Challenge
Copy, from the entries below, each line where the word "title" can be found.
[START OF Input records]
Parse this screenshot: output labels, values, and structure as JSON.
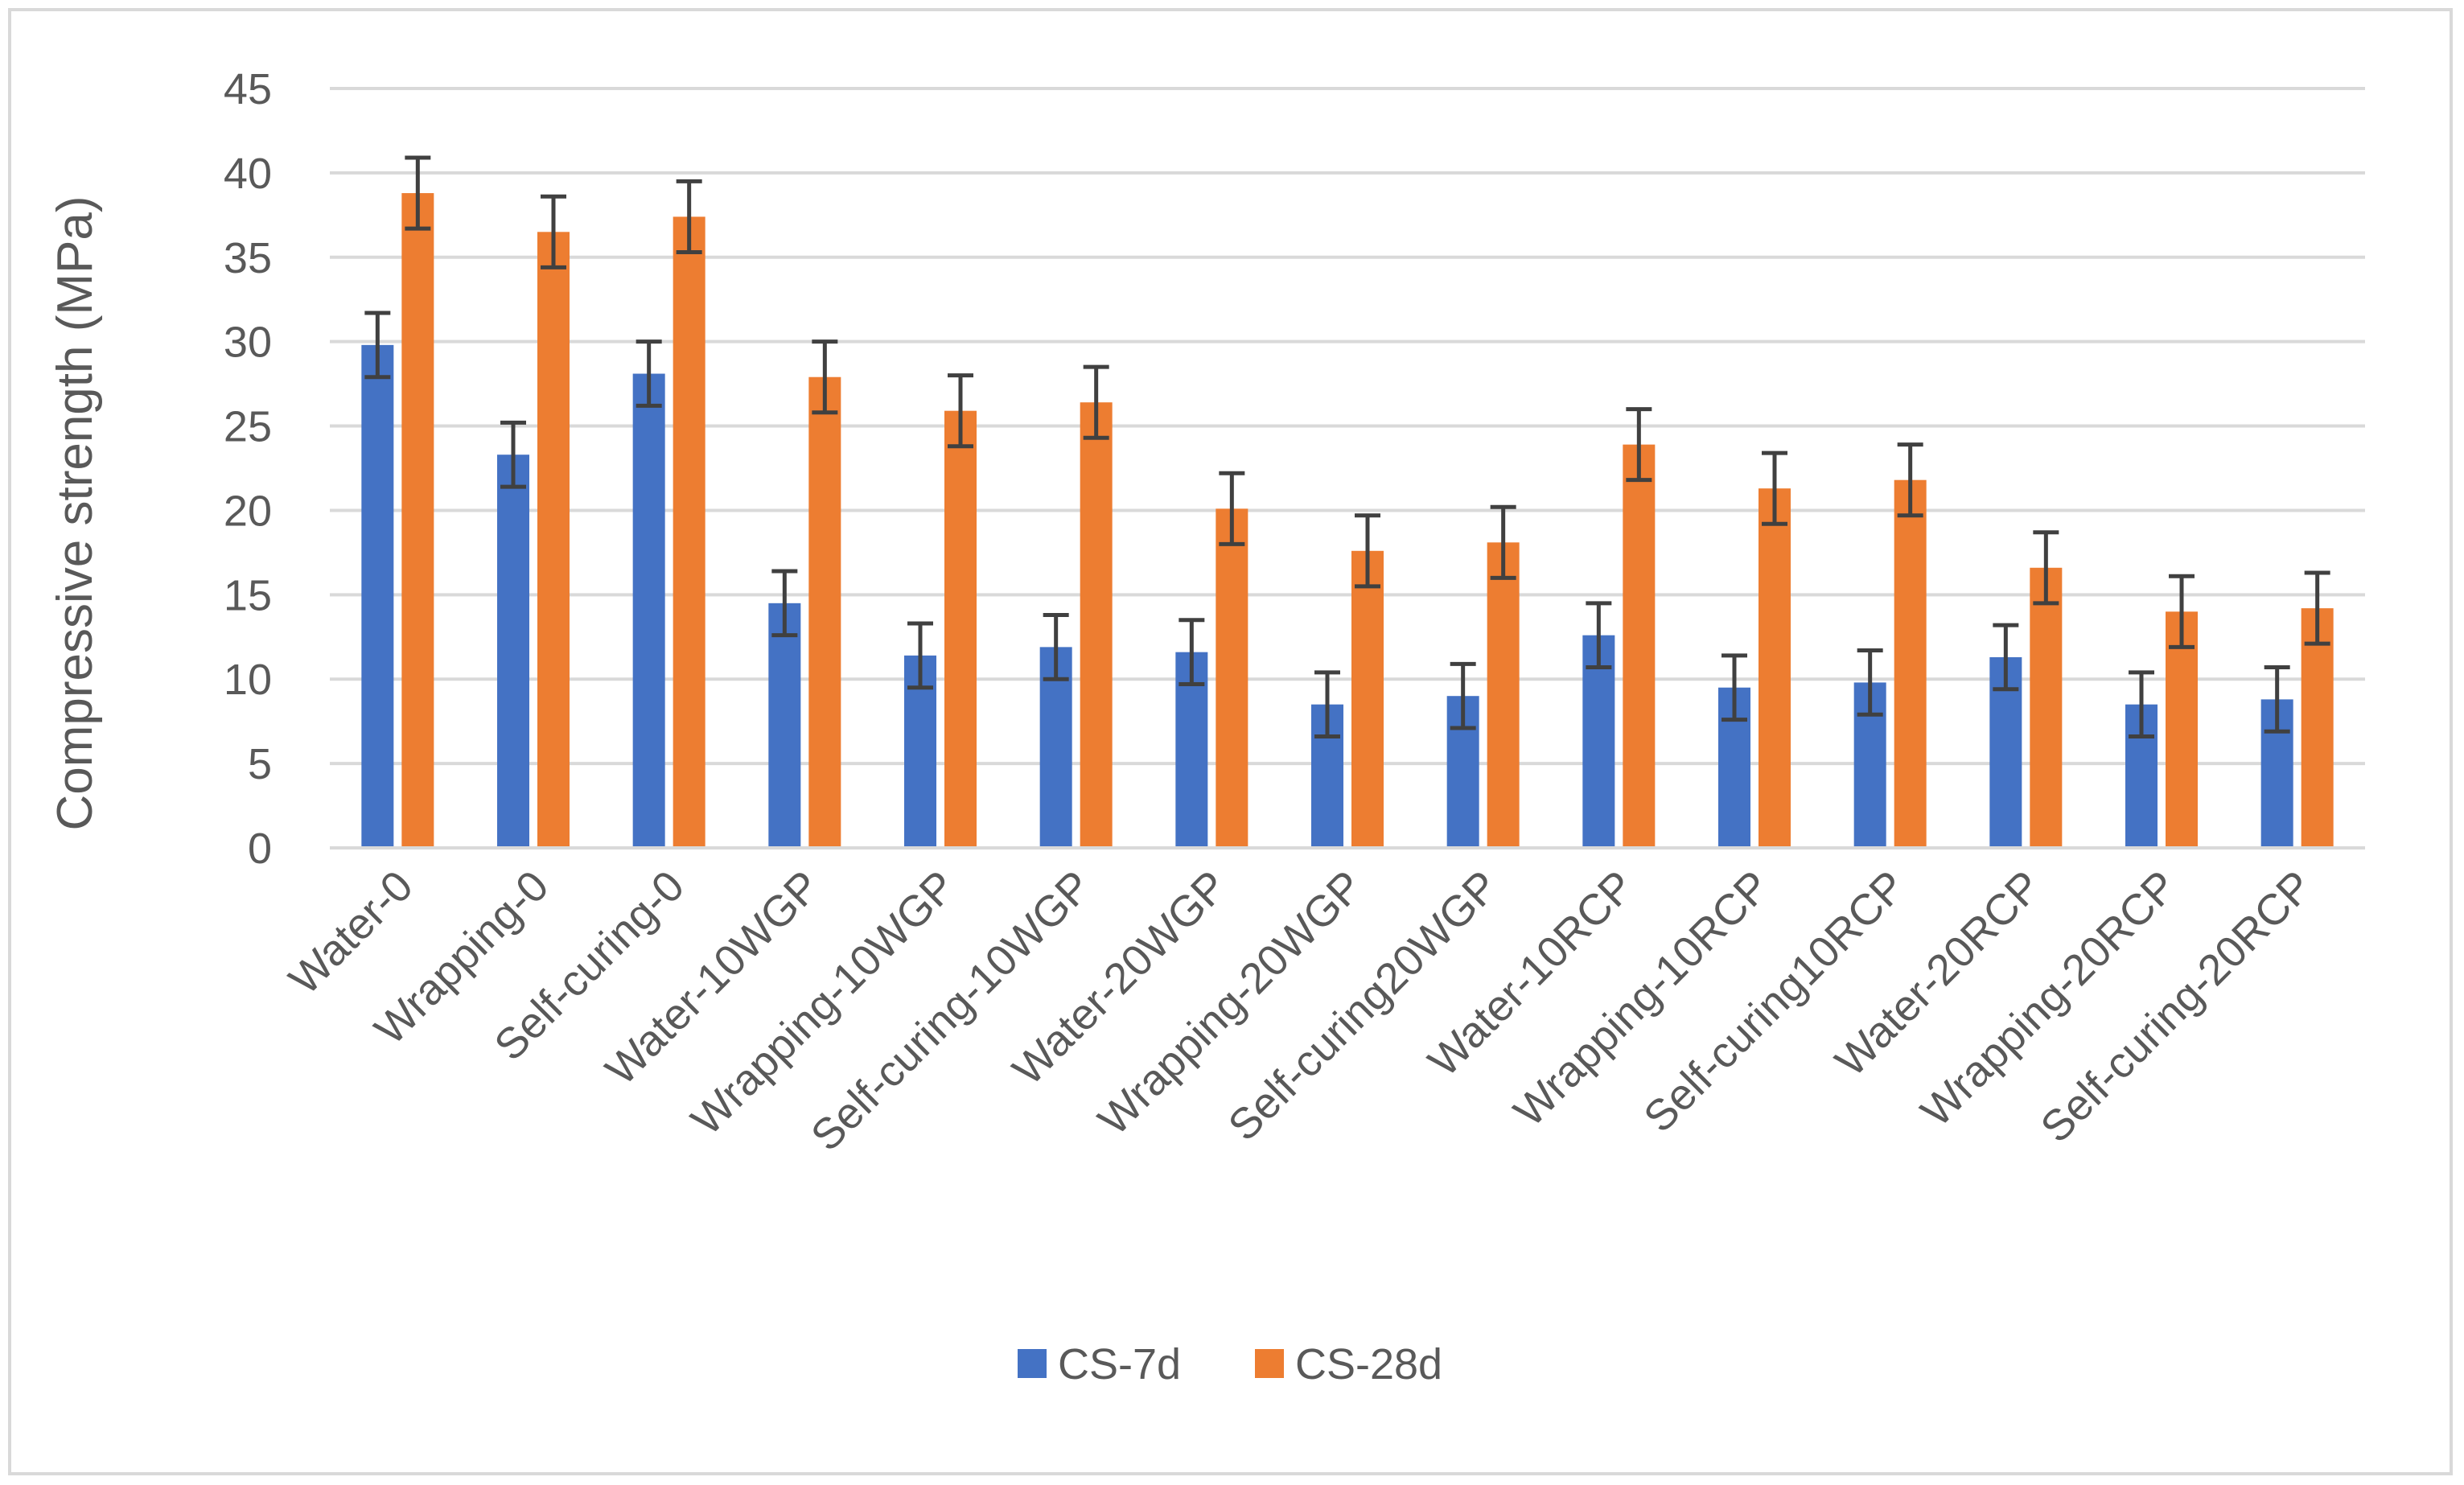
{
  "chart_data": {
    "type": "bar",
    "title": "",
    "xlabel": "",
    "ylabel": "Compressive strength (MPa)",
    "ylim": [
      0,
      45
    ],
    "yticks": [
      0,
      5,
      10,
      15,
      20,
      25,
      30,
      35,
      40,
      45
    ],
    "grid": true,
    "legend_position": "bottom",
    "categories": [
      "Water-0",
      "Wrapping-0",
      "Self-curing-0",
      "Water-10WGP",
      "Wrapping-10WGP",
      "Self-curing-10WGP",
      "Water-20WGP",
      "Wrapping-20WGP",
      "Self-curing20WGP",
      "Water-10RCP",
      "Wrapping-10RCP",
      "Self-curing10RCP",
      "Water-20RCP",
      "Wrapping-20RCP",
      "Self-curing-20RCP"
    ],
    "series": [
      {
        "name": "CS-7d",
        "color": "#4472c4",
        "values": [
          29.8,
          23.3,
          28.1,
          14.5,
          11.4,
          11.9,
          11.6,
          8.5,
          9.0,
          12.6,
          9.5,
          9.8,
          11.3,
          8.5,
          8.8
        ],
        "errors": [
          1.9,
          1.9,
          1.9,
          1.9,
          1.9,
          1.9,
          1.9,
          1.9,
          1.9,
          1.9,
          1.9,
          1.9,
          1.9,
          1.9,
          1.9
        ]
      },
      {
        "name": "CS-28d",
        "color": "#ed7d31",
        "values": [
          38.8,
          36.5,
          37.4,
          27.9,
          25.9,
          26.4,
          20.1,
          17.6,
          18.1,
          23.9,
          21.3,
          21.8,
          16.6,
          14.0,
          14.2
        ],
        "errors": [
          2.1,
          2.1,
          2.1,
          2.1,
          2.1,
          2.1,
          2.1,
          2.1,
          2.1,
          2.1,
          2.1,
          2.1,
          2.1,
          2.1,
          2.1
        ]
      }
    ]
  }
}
[END OF Input records]
[START OF Input records]
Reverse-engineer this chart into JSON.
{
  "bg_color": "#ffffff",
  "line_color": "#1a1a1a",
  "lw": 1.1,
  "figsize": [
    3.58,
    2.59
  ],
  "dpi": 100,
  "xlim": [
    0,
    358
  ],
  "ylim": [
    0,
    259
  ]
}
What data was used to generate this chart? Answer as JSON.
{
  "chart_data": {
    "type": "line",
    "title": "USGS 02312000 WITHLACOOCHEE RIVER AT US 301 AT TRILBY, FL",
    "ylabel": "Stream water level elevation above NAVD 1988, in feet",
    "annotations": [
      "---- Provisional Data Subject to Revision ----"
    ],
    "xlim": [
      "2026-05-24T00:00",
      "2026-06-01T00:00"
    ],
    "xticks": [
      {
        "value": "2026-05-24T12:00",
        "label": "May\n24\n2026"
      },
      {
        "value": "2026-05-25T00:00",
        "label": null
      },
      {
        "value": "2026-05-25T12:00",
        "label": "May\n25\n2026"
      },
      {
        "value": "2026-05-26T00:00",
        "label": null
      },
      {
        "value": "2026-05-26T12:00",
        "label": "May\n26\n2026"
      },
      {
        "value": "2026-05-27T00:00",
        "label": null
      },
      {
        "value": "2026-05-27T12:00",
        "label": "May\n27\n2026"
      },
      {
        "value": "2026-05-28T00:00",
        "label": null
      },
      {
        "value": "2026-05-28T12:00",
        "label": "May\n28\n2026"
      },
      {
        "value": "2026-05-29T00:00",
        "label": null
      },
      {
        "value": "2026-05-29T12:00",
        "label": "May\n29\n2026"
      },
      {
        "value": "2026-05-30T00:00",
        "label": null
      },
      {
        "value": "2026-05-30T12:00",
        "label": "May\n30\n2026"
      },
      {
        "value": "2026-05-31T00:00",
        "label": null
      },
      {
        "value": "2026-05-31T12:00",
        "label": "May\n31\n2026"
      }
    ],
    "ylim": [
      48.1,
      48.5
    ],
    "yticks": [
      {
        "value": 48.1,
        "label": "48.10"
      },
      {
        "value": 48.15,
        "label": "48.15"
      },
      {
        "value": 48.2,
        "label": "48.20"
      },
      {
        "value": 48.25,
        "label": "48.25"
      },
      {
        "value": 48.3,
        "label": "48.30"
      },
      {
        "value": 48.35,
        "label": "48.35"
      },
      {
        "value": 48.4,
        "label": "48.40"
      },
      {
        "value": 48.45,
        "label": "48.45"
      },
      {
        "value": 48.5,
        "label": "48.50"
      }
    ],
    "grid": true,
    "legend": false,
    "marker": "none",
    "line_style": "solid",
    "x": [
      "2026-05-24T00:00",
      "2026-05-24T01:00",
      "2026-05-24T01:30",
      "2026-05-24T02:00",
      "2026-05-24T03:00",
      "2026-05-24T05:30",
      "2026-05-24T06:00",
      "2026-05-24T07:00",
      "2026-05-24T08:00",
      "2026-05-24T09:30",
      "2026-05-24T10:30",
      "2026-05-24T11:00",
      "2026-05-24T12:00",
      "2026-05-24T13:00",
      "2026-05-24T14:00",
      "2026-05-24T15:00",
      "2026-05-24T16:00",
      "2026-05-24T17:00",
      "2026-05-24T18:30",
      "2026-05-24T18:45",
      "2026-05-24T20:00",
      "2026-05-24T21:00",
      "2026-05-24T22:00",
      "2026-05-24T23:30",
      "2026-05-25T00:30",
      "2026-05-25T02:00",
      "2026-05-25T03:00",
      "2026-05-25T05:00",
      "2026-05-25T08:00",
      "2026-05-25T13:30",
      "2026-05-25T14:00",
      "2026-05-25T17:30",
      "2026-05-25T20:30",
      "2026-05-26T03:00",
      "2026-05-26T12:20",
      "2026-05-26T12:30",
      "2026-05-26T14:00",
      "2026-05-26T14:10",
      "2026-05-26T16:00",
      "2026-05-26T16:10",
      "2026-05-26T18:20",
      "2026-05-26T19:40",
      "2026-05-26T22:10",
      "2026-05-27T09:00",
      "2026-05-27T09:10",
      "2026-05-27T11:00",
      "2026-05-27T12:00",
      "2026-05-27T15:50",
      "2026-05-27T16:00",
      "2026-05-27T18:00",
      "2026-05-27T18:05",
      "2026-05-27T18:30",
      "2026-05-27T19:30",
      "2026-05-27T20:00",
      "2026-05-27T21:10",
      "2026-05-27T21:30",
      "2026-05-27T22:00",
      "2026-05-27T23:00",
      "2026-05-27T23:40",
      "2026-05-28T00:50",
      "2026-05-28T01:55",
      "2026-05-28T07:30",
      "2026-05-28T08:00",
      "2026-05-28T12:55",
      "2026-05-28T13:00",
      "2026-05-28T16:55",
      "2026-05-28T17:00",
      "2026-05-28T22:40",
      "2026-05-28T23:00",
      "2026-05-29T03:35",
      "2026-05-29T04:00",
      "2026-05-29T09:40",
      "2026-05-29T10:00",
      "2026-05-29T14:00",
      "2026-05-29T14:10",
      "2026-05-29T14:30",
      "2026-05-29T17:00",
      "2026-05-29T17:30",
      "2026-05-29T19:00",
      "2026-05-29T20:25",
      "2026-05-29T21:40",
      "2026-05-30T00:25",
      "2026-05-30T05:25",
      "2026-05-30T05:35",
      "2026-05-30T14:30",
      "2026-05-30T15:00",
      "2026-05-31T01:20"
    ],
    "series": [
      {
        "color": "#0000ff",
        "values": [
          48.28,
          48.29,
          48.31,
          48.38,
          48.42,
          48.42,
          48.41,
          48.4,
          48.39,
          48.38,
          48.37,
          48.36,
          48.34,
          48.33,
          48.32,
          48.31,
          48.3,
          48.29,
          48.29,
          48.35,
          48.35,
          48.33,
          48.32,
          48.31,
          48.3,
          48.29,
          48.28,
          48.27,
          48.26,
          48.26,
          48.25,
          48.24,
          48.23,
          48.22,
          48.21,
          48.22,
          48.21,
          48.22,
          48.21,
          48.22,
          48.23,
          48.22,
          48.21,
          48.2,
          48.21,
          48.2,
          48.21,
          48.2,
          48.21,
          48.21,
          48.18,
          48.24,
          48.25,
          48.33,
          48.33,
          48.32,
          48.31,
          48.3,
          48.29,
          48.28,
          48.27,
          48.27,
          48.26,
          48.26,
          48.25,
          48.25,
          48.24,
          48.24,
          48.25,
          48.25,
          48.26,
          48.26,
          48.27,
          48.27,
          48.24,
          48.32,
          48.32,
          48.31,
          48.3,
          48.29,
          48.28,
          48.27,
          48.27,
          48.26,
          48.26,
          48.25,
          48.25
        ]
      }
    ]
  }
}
[END OF Input records]
[START OF Input records]
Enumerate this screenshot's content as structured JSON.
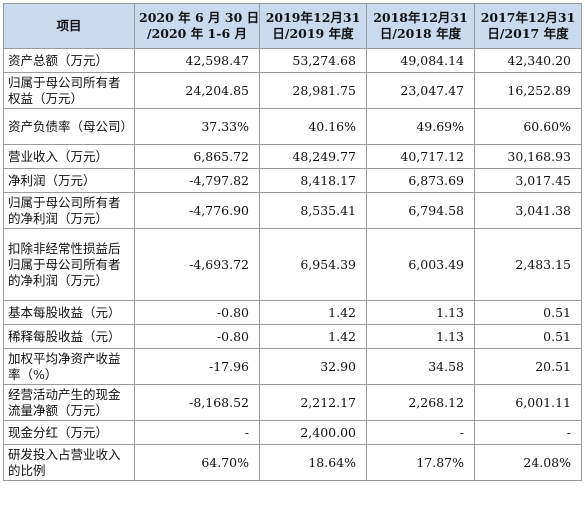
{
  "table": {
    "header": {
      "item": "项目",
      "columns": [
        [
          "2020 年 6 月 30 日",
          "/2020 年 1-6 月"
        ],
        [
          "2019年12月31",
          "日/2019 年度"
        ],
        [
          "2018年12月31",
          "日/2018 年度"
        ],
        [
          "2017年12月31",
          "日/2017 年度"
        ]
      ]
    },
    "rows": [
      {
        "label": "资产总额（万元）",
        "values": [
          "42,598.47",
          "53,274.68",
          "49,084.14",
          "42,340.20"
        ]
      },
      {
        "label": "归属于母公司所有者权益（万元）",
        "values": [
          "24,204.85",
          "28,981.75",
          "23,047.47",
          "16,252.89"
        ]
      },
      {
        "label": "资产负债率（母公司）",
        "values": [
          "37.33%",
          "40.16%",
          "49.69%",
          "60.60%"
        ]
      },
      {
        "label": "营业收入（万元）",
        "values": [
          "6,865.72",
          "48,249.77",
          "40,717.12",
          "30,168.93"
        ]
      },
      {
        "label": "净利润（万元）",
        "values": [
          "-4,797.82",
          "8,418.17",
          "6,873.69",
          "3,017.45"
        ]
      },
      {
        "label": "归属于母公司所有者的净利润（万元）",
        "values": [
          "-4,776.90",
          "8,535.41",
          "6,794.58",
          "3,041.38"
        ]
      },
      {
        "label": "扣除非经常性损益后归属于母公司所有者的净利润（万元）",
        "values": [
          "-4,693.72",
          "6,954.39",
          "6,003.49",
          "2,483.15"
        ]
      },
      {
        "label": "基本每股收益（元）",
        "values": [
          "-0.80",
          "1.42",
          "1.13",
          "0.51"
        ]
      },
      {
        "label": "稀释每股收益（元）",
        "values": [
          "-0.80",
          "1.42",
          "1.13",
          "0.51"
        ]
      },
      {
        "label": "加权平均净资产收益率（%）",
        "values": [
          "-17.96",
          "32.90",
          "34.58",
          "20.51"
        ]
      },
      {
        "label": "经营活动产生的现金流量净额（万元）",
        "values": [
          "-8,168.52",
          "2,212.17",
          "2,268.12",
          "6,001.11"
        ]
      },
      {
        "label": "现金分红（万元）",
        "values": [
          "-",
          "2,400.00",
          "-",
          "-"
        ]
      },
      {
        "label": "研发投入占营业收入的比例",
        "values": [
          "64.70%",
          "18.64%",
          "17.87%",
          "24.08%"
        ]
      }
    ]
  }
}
[END OF Input records]
Finished task
    "title": "",
    "title": "USGS 02312000 WITHLACOOCHEE RIVER AT US 301 AT TRILBY, FL",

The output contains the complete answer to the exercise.